THESE GUYS TEACH TRADITION AND TRUTH SIMULTANEOUSLY
January 4, 2007
Dear Contra and Diction,
Greetings.
First of all, thanks for coming to my home on New Year’s Eve. Our
visit together is one of the highlights of my year. The holidays
wouldn’t be the same without seeing you guys and having all the laughs
we do, and this year was no exception.
I’m writing this letter to both of you, so that you don’t think I’m
picking on any one of you. I’m picking on you corporately!
I promise you that I didn’t intend to bring up the theological
discussion that blossomed in our living room. I had planned—after
much thought and soul-searching—to give you my book, The Really Bad
Thing About Free Will. I believe that God made the living room
conversation go the direction it went in order to bring some important
issues to light.
If you believe in eternal torment (which you do), and if you make the
people who go there responsible for it—i.e., "it’s their own fault
they’re going to burn in hell forever"— (which you do), then you cannot
avoid the corollary, which is, "it’s my own credit I’m going to heaven."

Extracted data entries
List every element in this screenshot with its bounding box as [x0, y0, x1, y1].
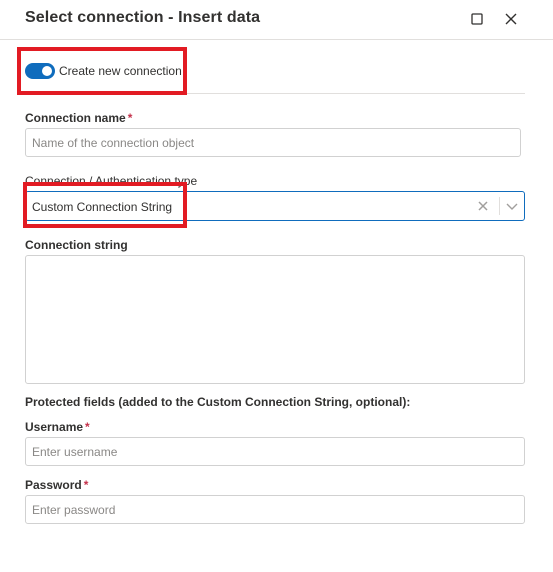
select-separator [499, 197, 500, 215]
auth-type-value: Custom Connection String [32, 200, 173, 214]
password-label: Password * [25, 478, 89, 492]
toggle-label: Create new connection [59, 64, 182, 78]
username-label: Username * [25, 420, 90, 434]
dialog-header: Select connection - Insert data [0, 0, 553, 40]
dialog-title: Select connection - Insert data [25, 9, 261, 26]
divider [25, 93, 525, 94]
create-connection-toggle-row: Create new connection [25, 60, 182, 82]
required-mark: * [85, 420, 90, 434]
close-button[interactable] [501, 9, 521, 29]
auth-type-select[interactable]: Custom Connection String [25, 191, 525, 221]
close-icon [505, 13, 517, 25]
auth-type-label: Connection / Authentication type [25, 174, 198, 188]
maximize-button[interactable] [467, 9, 487, 29]
chevron-down-icon[interactable] [505, 200, 519, 212]
password-input[interactable] [25, 495, 525, 524]
connection-name-label: Connection name * [25, 111, 133, 125]
connection-string-textarea[interactable] [25, 255, 525, 384]
required-mark: * [83, 478, 89, 492]
maximize-icon [471, 13, 483, 25]
clear-icon[interactable] [477, 200, 489, 212]
toggle-knob [42, 66, 52, 76]
create-connection-toggle[interactable] [25, 63, 55, 79]
connection-string-label: Connection string [25, 238, 128, 252]
username-input[interactable] [25, 437, 525, 466]
protected-fields-heading: Protected fields (added to the Custom Co… [25, 395, 411, 409]
required-mark: * [127, 111, 133, 125]
connection-name-input[interactable] [25, 128, 521, 157]
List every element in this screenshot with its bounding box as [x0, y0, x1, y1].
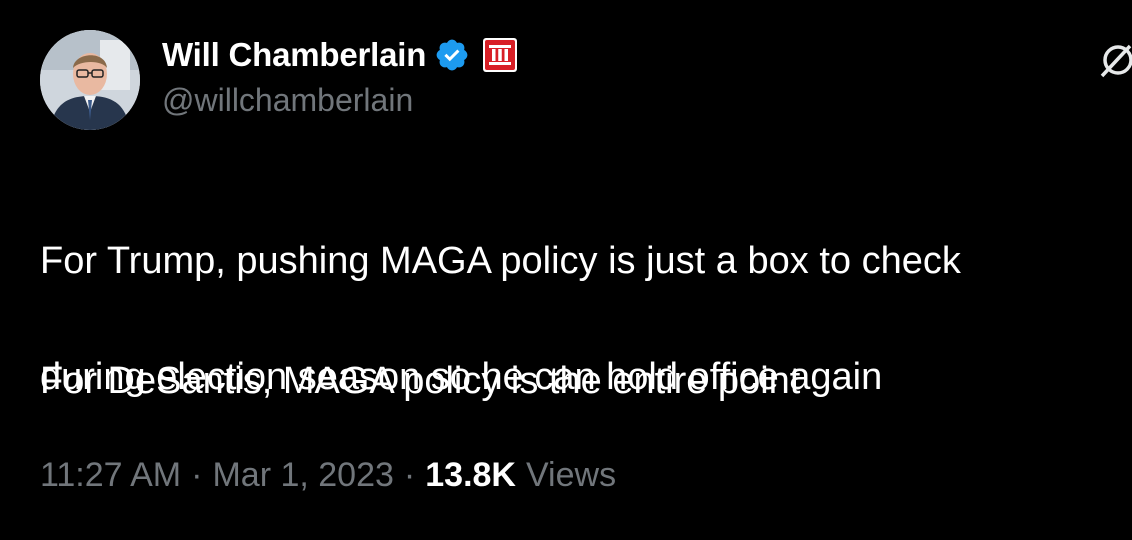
tweet-meta: 11:27 AM · Mar 1, 2023 · 13.8K Views [40, 456, 616, 495]
name-row: Will Chamberlain [162, 30, 518, 80]
meta-separator: · [403, 456, 416, 494]
tweet-text: For Trump, pushing MAGA policy is just a… [40, 174, 1120, 464]
tweet-date[interactable]: Mar 1, 2023 [212, 456, 393, 495]
tweet-time[interactable]: 11:27 AM [40, 456, 181, 495]
tweet-text-line: For Trump, pushing MAGA policy is just a… [40, 240, 961, 282]
views-label: Views [525, 456, 617, 494]
affiliation-badge-icon[interactable] [482, 37, 518, 73]
handle[interactable]: @willchamberlain [162, 82, 518, 119]
views-count[interactable]: 13.8K [425, 456, 516, 495]
meta-separator: · [191, 456, 203, 494]
tweet-header: Will Chamberlain @willchamberlain [162, 30, 518, 130]
profile-photo-icon [40, 30, 140, 130]
tweet-card: Will Chamberlain @willchamberlain For Tr… [0, 0, 1132, 540]
tweet-text-paragraph: For DeSantis, MAGA policy is the entire … [40, 360, 801, 402]
verified-badge-icon[interactable] [434, 37, 470, 73]
display-name[interactable]: Will Chamberlain [162, 36, 426, 74]
avatar[interactable] [40, 30, 140, 130]
grok-icon[interactable] [1096, 40, 1132, 80]
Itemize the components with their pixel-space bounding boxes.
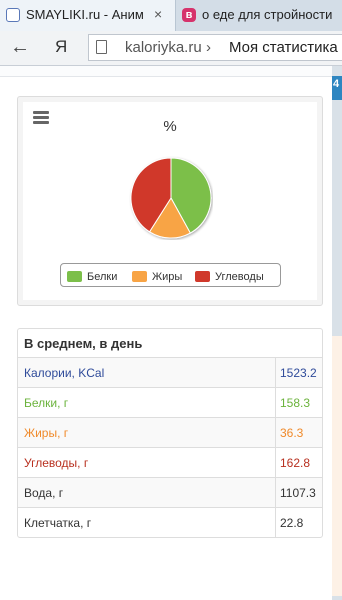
row-value: 1523.2 bbox=[275, 357, 322, 387]
tab-strip: SMAYLIKI.ru - Анимац × в о еде для строй… bbox=[0, 0, 342, 31]
row-label: Белки, г bbox=[18, 387, 275, 417]
legend-label: Углеводы bbox=[215, 270, 264, 283]
chart-title: % bbox=[163, 118, 177, 135]
address-bar: ← Я kaloriyka.ru › Моя статистика bbox=[0, 31, 342, 66]
tab-title: SMAYLIKI.ru - Анимац bbox=[26, 7, 144, 22]
page-content: 4 % Белки Жиры Углеводы В среднем, в ден… bbox=[0, 66, 342, 600]
page-icon bbox=[96, 40, 107, 54]
row-label: Вода, г bbox=[18, 477, 275, 507]
row-label: Жиры, г bbox=[18, 417, 275, 447]
tab-eda[interactable]: в о еде для стройности bbox=[176, 0, 342, 31]
legend-item-zhiry[interactable]: Жиры bbox=[132, 268, 183, 283]
right-orange-panel bbox=[332, 336, 342, 596]
table-row: Вода, г 1107.3 bbox=[18, 477, 322, 507]
table-row: Клетчатка, г 22.8 bbox=[18, 507, 322, 537]
row-value: 22.8 bbox=[275, 507, 322, 537]
tab-smayliki[interactable]: SMAYLIKI.ru - Анимац × bbox=[0, 0, 176, 31]
tab-title: о еде для стройности bbox=[202, 7, 333, 22]
site-favicon-icon: в bbox=[182, 8, 196, 22]
right-blue-tab-label: 4 bbox=[333, 78, 340, 90]
back-arrow-icon[interactable]: ← bbox=[10, 36, 30, 59]
table-header: В среднем, в день bbox=[24, 335, 143, 351]
legend-item-belki[interactable]: Белки bbox=[67, 268, 118, 283]
top-divider bbox=[0, 66, 332, 77]
yandex-logo-icon[interactable]: Я bbox=[55, 37, 67, 57]
url-field[interactable]: kaloriyka.ru › Моя статистика bbox=[88, 34, 342, 61]
row-label: Клетчатка, г bbox=[18, 507, 275, 537]
url-separator: › bbox=[206, 39, 211, 56]
row-label: Калории, KCal bbox=[18, 357, 275, 387]
legend-item-uglevody[interactable]: Углеводы bbox=[195, 268, 264, 283]
chart-legend: Белки Жиры Углеводы bbox=[60, 263, 281, 287]
table-row: Углеводы, г 162.8 bbox=[18, 447, 322, 477]
pie-chart bbox=[130, 157, 212, 239]
smayliki-favicon-icon bbox=[6, 8, 20, 22]
right-edge-strip: 4 bbox=[332, 66, 342, 600]
legend-label: Белки bbox=[87, 270, 118, 283]
daily-average-table: В среднем, в день Калории, KCal 1523.2 Б… bbox=[17, 328, 323, 538]
url-page-title: Моя статистика bbox=[229, 39, 338, 56]
chart-panel: % Белки Жиры Углеводы bbox=[17, 96, 323, 306]
row-value: 1107.3 bbox=[275, 477, 322, 507]
row-value: 158.3 bbox=[275, 387, 322, 417]
legend-label: Жиры bbox=[152, 270, 183, 283]
legend-swatch bbox=[195, 271, 210, 283]
row-value: 36.3 bbox=[275, 417, 322, 447]
chart-area: % Белки Жиры Углеводы bbox=[23, 102, 317, 300]
close-tab-icon[interactable]: × bbox=[154, 6, 162, 22]
row-label: Углеводы, г bbox=[18, 447, 275, 477]
table-row: Калории, KCal 1523.2 bbox=[18, 357, 322, 387]
legend-swatch bbox=[67, 271, 82, 283]
table-row: Жиры, г 36.3 bbox=[18, 417, 322, 447]
legend-swatch bbox=[132, 271, 147, 283]
row-value: 162.8 bbox=[275, 447, 322, 477]
table-row: Белки, г 158.3 bbox=[18, 387, 322, 417]
url-domain: kaloriyka.ru bbox=[125, 39, 202, 56]
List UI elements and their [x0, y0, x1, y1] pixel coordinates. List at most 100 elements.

• WRITTEN TASK: In the letter, what book had the writer planned to give Contra and Diction? The records are separate material, unrelated to the letter.

• TASK OUTPUT: The Really Bad Thing About Free Will